Using the data below, determine the number of lines that include the string "visual". Write only that number.

[Stored entries]
[start]

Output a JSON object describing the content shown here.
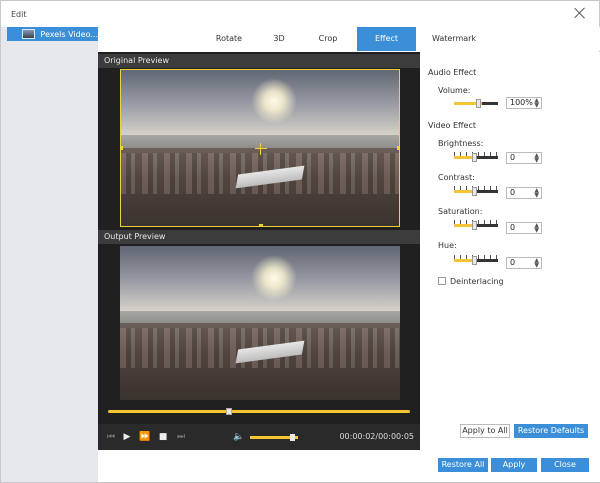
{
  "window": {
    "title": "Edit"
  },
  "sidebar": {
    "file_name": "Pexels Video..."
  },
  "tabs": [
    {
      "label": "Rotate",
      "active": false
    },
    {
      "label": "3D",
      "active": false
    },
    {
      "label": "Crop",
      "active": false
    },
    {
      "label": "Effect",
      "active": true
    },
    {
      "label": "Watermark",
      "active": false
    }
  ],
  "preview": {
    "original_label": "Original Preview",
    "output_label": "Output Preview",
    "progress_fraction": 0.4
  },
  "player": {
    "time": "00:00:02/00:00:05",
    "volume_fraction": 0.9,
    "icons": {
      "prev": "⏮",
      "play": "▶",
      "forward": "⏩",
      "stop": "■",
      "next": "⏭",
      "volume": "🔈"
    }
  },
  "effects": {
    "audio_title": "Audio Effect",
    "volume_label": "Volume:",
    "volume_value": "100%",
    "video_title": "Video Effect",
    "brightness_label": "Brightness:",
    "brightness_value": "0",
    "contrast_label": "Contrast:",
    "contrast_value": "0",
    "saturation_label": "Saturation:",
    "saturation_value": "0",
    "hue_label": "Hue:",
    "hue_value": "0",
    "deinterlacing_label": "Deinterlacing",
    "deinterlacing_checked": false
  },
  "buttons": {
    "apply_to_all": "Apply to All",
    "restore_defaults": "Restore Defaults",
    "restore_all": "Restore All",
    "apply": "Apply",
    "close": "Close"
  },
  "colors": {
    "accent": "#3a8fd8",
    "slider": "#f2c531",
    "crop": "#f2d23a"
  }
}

[end]
[start]

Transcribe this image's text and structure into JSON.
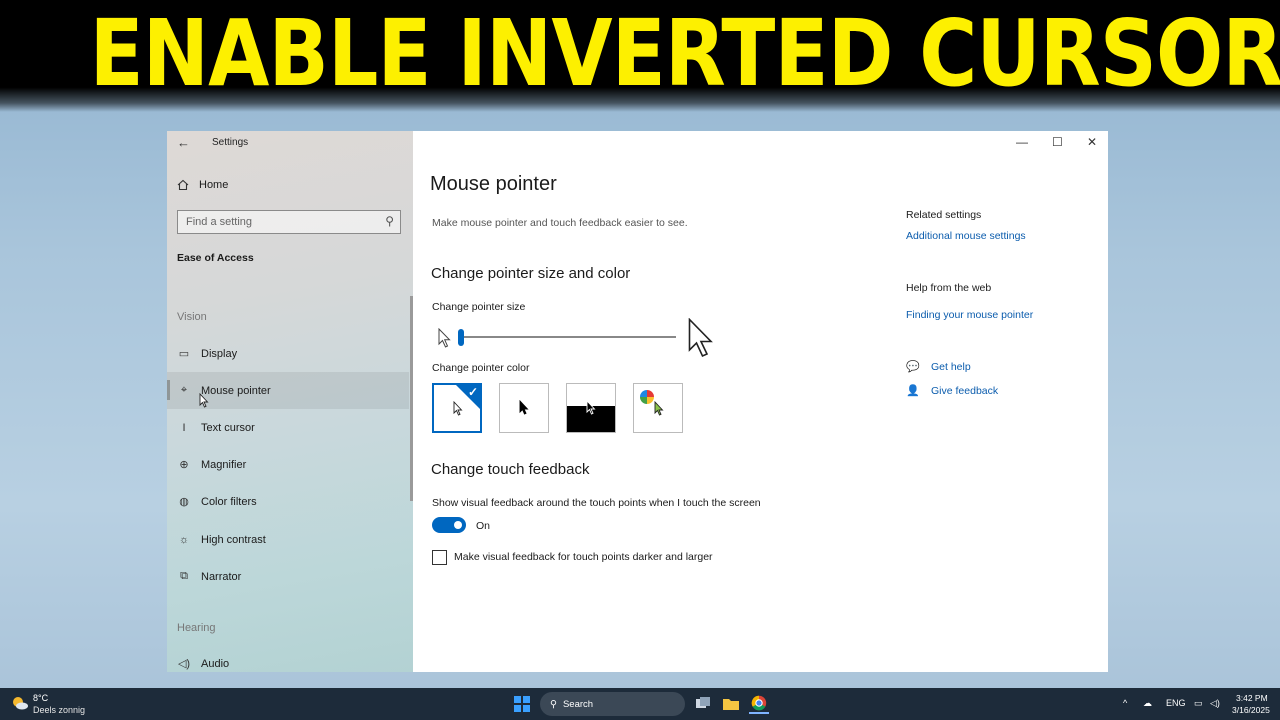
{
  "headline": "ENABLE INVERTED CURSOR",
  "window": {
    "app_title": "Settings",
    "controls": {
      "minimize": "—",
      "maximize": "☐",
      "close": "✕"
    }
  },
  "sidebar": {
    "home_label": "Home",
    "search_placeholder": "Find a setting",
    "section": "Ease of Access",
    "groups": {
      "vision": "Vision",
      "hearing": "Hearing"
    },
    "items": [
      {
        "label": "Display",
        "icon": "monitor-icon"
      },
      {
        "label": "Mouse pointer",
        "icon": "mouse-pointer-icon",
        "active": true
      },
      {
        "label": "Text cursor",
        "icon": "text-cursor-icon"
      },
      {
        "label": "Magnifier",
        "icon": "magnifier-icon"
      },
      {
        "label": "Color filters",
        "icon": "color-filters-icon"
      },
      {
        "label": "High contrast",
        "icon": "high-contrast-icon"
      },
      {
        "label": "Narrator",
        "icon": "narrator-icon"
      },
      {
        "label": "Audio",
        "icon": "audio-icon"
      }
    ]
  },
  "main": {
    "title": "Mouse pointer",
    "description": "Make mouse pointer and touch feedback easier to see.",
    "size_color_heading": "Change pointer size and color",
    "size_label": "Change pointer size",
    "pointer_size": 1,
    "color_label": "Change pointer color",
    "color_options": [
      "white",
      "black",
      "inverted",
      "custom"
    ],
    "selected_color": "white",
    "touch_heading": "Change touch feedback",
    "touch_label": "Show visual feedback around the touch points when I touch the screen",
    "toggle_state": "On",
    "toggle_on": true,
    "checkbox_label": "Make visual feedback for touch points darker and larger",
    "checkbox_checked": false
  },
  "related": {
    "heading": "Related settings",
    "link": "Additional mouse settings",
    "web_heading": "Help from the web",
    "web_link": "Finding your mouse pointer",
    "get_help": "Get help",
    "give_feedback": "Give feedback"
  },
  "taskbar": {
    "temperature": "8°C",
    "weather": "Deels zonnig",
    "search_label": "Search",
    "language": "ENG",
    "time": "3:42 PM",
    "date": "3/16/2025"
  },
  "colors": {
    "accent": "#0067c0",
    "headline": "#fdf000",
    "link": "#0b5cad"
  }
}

[end]
[start]

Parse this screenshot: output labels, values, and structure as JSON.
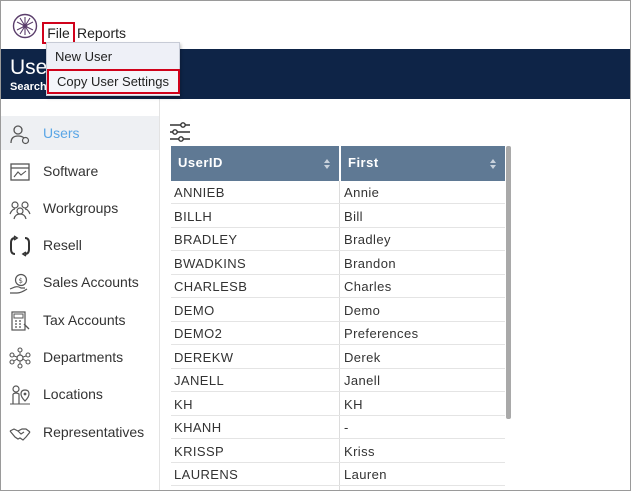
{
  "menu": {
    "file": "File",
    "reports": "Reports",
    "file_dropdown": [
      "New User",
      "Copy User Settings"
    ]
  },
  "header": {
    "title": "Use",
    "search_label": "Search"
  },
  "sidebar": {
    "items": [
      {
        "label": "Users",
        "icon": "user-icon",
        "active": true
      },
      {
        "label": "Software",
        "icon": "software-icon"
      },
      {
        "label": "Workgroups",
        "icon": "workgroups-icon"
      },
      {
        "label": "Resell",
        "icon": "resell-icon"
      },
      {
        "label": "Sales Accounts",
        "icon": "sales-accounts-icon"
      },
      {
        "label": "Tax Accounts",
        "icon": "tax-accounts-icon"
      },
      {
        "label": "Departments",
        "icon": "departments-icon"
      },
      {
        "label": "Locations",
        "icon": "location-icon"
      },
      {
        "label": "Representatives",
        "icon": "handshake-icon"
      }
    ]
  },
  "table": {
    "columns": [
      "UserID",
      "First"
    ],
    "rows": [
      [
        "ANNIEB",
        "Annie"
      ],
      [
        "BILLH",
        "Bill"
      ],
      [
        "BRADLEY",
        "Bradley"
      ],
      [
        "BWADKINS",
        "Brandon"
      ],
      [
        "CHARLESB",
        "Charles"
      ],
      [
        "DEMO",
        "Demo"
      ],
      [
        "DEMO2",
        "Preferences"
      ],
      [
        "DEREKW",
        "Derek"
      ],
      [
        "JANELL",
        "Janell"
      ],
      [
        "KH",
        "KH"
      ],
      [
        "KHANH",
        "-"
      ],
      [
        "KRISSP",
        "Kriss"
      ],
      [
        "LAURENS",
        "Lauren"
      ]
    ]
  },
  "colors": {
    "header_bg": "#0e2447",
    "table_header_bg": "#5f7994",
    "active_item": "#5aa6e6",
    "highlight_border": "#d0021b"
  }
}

[end]

REPLY ▸
2